Work required
Locate each line of the material that contains "value", then return it.

Available data
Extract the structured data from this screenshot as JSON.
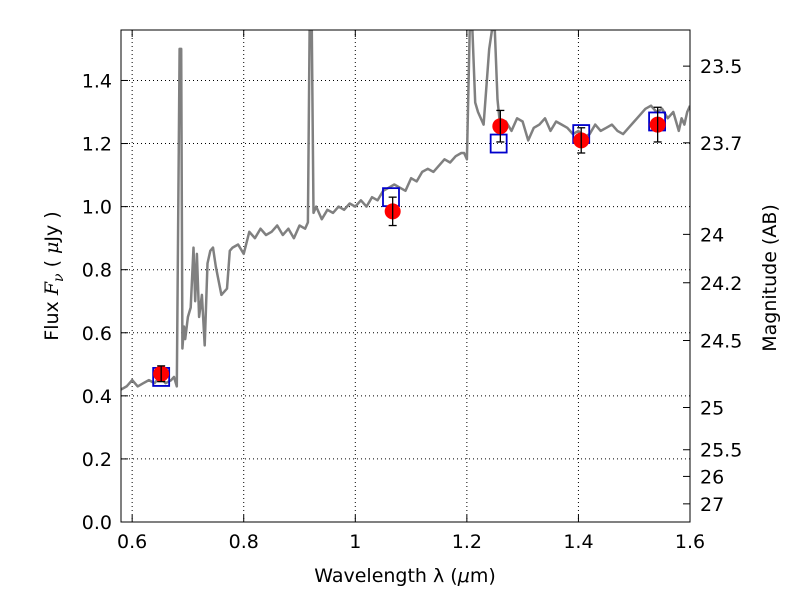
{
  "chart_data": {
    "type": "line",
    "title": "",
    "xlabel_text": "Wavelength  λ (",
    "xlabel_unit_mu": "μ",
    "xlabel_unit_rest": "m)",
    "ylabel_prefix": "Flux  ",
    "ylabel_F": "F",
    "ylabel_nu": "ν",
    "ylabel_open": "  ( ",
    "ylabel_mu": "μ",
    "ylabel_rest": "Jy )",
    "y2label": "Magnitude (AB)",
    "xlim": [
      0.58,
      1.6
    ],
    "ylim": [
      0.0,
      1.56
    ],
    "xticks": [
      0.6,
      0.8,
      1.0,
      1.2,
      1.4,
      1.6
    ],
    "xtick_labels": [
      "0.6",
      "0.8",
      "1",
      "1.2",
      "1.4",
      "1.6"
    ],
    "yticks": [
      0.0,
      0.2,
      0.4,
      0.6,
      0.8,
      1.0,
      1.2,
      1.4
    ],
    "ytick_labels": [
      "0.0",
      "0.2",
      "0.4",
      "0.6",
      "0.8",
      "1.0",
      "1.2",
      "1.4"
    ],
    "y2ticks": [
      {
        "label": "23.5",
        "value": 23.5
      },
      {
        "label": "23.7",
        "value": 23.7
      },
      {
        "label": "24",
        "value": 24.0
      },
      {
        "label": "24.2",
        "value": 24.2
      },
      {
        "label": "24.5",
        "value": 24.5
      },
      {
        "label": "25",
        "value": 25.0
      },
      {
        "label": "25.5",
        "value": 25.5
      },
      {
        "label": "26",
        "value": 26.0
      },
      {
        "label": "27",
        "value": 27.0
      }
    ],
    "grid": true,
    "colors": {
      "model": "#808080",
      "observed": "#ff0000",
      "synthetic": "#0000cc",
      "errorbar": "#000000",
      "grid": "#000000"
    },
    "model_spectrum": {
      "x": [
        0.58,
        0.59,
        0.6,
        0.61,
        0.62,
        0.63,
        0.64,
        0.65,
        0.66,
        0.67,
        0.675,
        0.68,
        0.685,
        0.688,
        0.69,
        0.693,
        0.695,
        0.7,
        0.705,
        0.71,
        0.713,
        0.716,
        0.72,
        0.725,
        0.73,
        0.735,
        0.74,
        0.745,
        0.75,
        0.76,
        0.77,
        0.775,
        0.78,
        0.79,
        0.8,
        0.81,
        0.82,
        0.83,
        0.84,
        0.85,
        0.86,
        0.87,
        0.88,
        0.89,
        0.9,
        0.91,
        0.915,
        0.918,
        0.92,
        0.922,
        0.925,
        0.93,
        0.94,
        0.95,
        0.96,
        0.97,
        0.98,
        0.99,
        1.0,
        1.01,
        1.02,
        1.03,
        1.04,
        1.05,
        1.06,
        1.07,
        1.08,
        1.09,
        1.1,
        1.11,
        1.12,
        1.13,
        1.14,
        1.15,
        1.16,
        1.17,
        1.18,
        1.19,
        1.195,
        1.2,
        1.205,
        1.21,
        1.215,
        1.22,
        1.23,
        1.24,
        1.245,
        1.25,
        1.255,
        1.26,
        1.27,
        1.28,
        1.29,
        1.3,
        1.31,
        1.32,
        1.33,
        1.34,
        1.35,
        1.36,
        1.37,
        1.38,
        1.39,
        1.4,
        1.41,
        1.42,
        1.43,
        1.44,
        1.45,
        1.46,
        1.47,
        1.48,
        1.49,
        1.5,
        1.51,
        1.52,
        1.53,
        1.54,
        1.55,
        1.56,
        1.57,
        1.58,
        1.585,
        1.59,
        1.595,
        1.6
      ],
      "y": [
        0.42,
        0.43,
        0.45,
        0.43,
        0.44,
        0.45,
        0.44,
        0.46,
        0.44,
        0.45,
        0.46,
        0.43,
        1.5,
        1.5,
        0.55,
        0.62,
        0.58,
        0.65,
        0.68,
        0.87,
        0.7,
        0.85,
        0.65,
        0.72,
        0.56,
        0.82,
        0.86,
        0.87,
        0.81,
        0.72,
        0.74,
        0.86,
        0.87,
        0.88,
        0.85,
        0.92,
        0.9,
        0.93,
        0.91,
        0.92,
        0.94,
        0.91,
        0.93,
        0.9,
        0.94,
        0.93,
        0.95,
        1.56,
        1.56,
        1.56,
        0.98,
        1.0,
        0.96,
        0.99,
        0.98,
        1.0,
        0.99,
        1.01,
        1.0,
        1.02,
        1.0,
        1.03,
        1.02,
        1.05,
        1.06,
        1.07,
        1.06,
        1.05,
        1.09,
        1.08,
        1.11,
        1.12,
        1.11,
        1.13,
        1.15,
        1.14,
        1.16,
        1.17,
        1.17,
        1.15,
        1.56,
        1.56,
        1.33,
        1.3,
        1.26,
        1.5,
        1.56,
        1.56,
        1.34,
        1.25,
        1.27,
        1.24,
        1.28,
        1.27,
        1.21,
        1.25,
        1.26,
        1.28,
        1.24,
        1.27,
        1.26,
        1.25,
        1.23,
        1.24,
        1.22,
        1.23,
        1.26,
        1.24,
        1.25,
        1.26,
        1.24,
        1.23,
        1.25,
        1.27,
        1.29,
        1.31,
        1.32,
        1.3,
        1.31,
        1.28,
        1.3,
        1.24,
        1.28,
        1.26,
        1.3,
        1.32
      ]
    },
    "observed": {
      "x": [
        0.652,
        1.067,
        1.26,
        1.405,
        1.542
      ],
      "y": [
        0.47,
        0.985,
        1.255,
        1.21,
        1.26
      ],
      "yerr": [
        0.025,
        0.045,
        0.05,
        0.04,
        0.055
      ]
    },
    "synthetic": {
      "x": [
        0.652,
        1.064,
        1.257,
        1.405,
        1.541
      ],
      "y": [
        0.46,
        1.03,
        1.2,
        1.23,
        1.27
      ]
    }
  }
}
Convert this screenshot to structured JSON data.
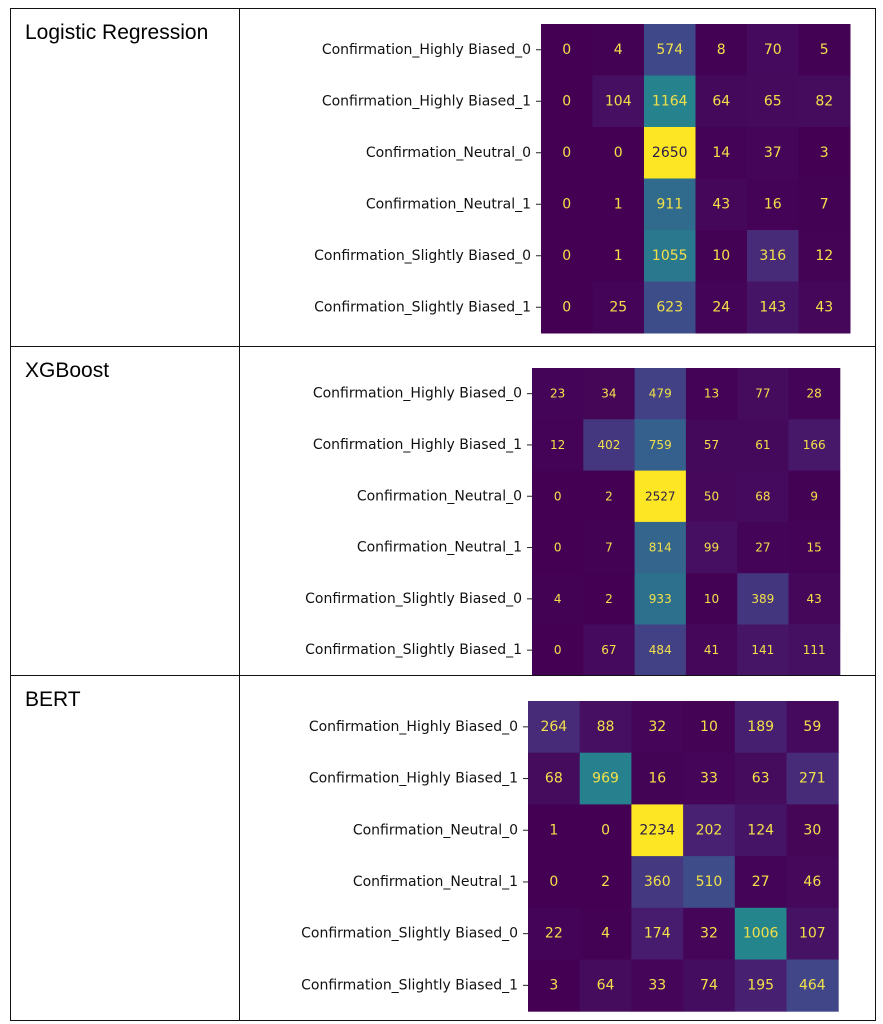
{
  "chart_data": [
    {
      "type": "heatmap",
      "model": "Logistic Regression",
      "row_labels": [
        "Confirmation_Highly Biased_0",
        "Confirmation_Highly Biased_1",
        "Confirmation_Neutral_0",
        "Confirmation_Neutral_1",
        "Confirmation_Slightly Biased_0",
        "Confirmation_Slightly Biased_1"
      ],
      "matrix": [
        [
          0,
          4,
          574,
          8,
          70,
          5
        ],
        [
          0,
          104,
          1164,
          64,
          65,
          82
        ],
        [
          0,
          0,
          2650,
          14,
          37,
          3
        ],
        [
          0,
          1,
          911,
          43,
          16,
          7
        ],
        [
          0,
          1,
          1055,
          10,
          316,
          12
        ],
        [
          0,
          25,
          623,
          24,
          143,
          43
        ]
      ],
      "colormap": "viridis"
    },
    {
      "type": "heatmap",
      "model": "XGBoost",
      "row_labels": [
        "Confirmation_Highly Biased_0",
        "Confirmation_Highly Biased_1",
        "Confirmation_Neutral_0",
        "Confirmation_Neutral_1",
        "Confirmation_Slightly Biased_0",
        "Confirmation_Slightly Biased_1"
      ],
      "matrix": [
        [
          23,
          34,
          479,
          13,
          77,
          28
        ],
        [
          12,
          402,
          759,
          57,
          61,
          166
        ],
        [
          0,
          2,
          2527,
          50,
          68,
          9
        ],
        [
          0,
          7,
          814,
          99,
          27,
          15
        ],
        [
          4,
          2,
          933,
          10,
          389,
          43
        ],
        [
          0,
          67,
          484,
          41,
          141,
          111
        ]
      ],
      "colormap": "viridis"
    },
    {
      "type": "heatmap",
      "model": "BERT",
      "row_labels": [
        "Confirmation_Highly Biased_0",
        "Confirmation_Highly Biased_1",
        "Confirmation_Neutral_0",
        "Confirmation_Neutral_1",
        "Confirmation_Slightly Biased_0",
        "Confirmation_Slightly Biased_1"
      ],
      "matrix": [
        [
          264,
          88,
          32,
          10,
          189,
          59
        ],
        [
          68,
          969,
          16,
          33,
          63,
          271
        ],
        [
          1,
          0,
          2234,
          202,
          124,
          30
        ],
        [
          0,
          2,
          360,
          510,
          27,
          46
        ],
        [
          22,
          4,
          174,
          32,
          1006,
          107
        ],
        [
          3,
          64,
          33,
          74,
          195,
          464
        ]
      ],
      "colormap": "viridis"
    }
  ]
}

Written solution
        "value": 23.5
        "value": 23.7
        "value": 24.0
        "value": 24.2
        "value": 24.5
        "value": 25.0
        "value": 25.5
        "value": 26.0
        "value": 27.0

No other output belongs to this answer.